- **The task**
Transcribe the entries below exactly; leave every image out.

- **Records for the task**
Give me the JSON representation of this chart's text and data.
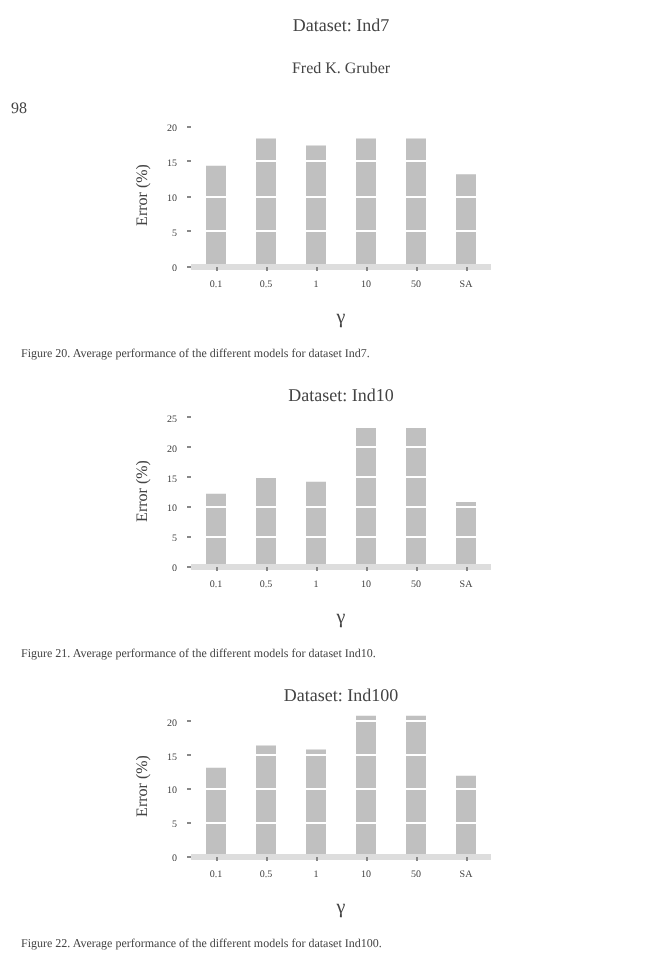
{
  "chart_data": [
    {
      "type": "bar",
      "title": "Dataset: Ind7",
      "xlabel": "γ",
      "ylabel": "Error (%)",
      "categories": [
        "0.1",
        "0.5",
        "1",
        "10",
        "50",
        "SA"
      ],
      "values": [
        14.4,
        18.3,
        17.3,
        18.3,
        18.3,
        13.2
      ],
      "color": "#c0c0c0",
      "ylim": [
        0,
        20.5
      ],
      "yticks": [
        0,
        5,
        10,
        15,
        20
      ],
      "grid": "y",
      "annotations": [
        "98",
        "Fred K. Gruber",
        "Figure 20. Average performance of the different models for dataset Ind7."
      ]
    },
    {
      "type": "bar",
      "title": "Dataset: Ind10",
      "xlabel": "γ",
      "ylabel": "Error (%)",
      "categories": [
        "0.1",
        "0.5",
        "1",
        "10",
        "50",
        "SA"
      ],
      "values": [
        12.3,
        15.0,
        14.3,
        23.3,
        23.3,
        10.9
      ],
      "color": "#c0c0c0",
      "ylim": [
        0,
        25.5
      ],
      "yticks": [
        0,
        5,
        10,
        15,
        20,
        25
      ],
      "grid": "y",
      "annotations": [
        "Figure 21. Average performance of the different models for dataset Ind10."
      ]
    },
    {
      "type": "bar",
      "title": "Dataset: Ind100",
      "xlabel": "γ",
      "ylabel": "Error (%)",
      "categories": [
        "0.1",
        "0.5",
        "1",
        "10",
        "50",
        "SA"
      ],
      "values": [
        13.2,
        16.5,
        15.9,
        20.9,
        20.9,
        12.0
      ],
      "color": "#c0c0c0",
      "ylim": [
        0,
        21
      ],
      "yticks": [
        0,
        5,
        10,
        15,
        20
      ],
      "grid": "y",
      "annotations": [
        "Figure 22. Average performance of the different models for dataset Ind100."
      ]
    }
  ]
}
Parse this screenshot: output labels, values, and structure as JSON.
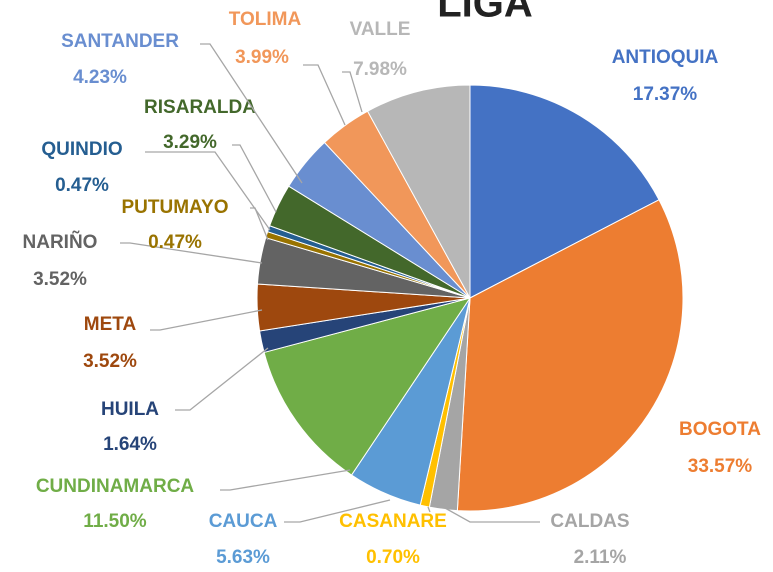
{
  "chart_data": {
    "type": "pie",
    "title": "LIGA",
    "categories": [
      "ANTIOQUIA",
      "BOGOTA",
      "CALDAS",
      "CASANARE",
      "CAUCA",
      "CUNDINAMARCA",
      "HUILA",
      "META",
      "NARIÑO",
      "PUTUMAYO",
      "QUINDIO",
      "RISARALDA",
      "SANTANDER",
      "TOLIMA",
      "VALLE"
    ],
    "values": [
      17.37,
      33.57,
      2.11,
      0.7,
      5.63,
      11.5,
      1.64,
      3.52,
      3.52,
      0.47,
      0.47,
      3.29,
      4.23,
      3.99,
      7.98
    ],
    "value_labels": [
      "17.37%",
      "33.57%",
      "2.11%",
      "0.70%",
      "5.63%",
      "11.50%",
      "1.64%",
      "3.52%",
      "3.52%",
      "0.47%",
      "0.47%",
      "3.29%",
      "4.23%",
      "3.99%",
      "7.98%"
    ],
    "colors": [
      "#4472c4",
      "#ed7d31",
      "#a5a5a5",
      "#ffc000",
      "#5b9bd5",
      "#70ad47",
      "#264478",
      "#9e480e",
      "#636363",
      "#997300",
      "#255e91",
      "#43682b",
      "#698ed0",
      "#f1975a",
      "#b7b7b7"
    ]
  }
}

- **Answer to this task**
Give me the JSON representation of this chart's text and data.
{
  "chart_data": [
    {
      "type": "bar",
      "title": "Dataset: Ind7",
      "xlabel": "γ",
      "ylabel": "Error (%)",
      "categories": [
        "0.1",
        "0.5",
        "1",
        "10",
        "50",
        "SA"
      ],
      "values": [
        14.4,
        18.3,
        17.3,
        18.3,
        18.3,
        13.2
      ],
      "color": "#c0c0c0",
      "ylim": [
        0,
        20.5
      ],
      "yticks": [
        0,
        5,
        10,
        15,
        20
      ],
      "grid": "y",
      "annotations": [
        "98",
        "Fred K. Gruber",
        "Figure 20. Average performance of the different models for dataset Ind7."
      ]
    },
    {
      "type": "bar",
      "title": "Dataset: Ind10",
      "xlabel": "γ",
      "ylabel": "Error (%)",
      "categories": [
        "0.1",
        "0.5",
        "1",
        "10",
        "50",
        "SA"
      ],
      "values": [
        12.3,
        15.0,
        14.3,
        23.3,
        23.3,
        10.9
      ],
      "color": "#c0c0c0",
      "ylim": [
        0,
        25.5
      ],
      "yticks": [
        0,
        5,
        10,
        15,
        20,
        25
      ],
      "grid": "y",
      "annotations": [
        "Figure 21. Average performance of the different models for dataset Ind10."
      ]
    },
    {
      "type": "bar",
      "title": "Dataset: Ind100",
      "xlabel": "γ",
      "ylabel": "Error (%)",
      "categories": [
        "0.1",
        "0.5",
        "1",
        "10",
        "50",
        "SA"
      ],
      "values": [
        13.2,
        16.5,
        15.9,
        20.9,
        20.9,
        12.0
      ],
      "color": "#c0c0c0",
      "ylim": [
        0,
        21
      ],
      "yticks": [
        0,
        5,
        10,
        15,
        20
      ],
      "grid": "y",
      "annotations": [
        "Figure 22. Average performance of the different models for dataset Ind100."
      ]
    }
  ]
}
Parse this screenshot: output labels, values, and structure as JSON.
{
  "chart_data": {
    "type": "pie",
    "title": "LIGA",
    "categories": [
      "ANTIOQUIA",
      "BOGOTA",
      "CALDAS",
      "CASANARE",
      "CAUCA",
      "CUNDINAMARCA",
      "HUILA",
      "META",
      "NARIÑO",
      "PUTUMAYO",
      "QUINDIO",
      "RISARALDA",
      "SANTANDER",
      "TOLIMA",
      "VALLE"
    ],
    "values": [
      17.37,
      33.57,
      2.11,
      0.7,
      5.63,
      11.5,
      1.64,
      3.52,
      3.52,
      0.47,
      0.47,
      3.29,
      4.23,
      3.99,
      7.98
    ],
    "value_labels": [
      "17.37%",
      "33.57%",
      "2.11%",
      "0.70%",
      "5.63%",
      "11.50%",
      "1.64%",
      "3.52%",
      "3.52%",
      "0.47%",
      "0.47%",
      "3.29%",
      "4.23%",
      "3.99%",
      "7.98%"
    ],
    "colors": [
      "#4472c4",
      "#ed7d31",
      "#a5a5a5",
      "#ffc000",
      "#5b9bd5",
      "#70ad47",
      "#264478",
      "#9e480e",
      "#636363",
      "#997300",
      "#255e91",
      "#43682b",
      "#698ed0",
      "#f1975a",
      "#b7b7b7"
    ]
  }
}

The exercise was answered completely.